| Data listing |
________________________

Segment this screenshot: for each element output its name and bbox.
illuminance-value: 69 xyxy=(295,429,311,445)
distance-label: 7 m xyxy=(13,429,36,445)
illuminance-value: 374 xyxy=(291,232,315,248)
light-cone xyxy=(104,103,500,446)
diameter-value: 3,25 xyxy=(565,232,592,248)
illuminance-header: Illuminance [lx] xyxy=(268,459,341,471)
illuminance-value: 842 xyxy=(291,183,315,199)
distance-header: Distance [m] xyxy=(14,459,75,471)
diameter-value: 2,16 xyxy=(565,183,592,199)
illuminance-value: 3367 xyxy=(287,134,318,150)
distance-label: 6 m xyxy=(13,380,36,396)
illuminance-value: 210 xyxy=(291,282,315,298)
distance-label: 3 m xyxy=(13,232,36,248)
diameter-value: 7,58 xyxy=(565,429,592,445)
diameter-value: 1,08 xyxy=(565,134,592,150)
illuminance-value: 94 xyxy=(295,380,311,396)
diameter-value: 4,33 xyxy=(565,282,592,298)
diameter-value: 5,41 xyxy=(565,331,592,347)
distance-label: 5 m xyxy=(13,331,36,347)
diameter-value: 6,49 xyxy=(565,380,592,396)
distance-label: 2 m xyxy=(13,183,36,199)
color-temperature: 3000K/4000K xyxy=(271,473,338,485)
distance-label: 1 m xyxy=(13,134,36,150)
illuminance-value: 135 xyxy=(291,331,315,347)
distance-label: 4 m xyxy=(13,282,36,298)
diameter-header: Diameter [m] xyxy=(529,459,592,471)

________________________

| Task goal |
Reproduce all of the data above verbatim, line by line, from the first line through the last.

| Solution to the problem |
Segment this screenshot: for each element output its name and bbox.
illuminance-value: 69 xyxy=(295,429,311,445)
distance-label: 7 m xyxy=(13,429,36,445)
illuminance-value: 374 xyxy=(291,232,315,248)
light-cone xyxy=(104,103,500,446)
diameter-value: 3,25 xyxy=(565,232,592,248)
illuminance-header: Illuminance [lx] xyxy=(268,459,341,471)
illuminance-value: 842 xyxy=(291,183,315,199)
distance-header: Distance [m] xyxy=(14,459,75,471)
diameter-value: 2,16 xyxy=(565,183,592,199)
illuminance-value: 3367 xyxy=(287,134,318,150)
distance-label: 6 m xyxy=(13,380,36,396)
illuminance-value: 210 xyxy=(291,282,315,298)
distance-label: 3 m xyxy=(13,232,36,248)
diameter-value: 7,58 xyxy=(565,429,592,445)
diameter-value: 1,08 xyxy=(565,134,592,150)
illuminance-value: 94 xyxy=(295,380,311,396)
diameter-value: 4,33 xyxy=(565,282,592,298)
diameter-value: 5,41 xyxy=(565,331,592,347)
distance-label: 5 m xyxy=(13,331,36,347)
diameter-value: 6,49 xyxy=(565,380,592,396)
distance-label: 2 m xyxy=(13,183,36,199)
color-temperature: 3000K/4000K xyxy=(271,473,338,485)
distance-label: 1 m xyxy=(13,134,36,150)
illuminance-value: 135 xyxy=(291,331,315,347)
distance-label: 4 m xyxy=(13,282,36,298)
diameter-header: Diameter [m] xyxy=(529,459,592,471)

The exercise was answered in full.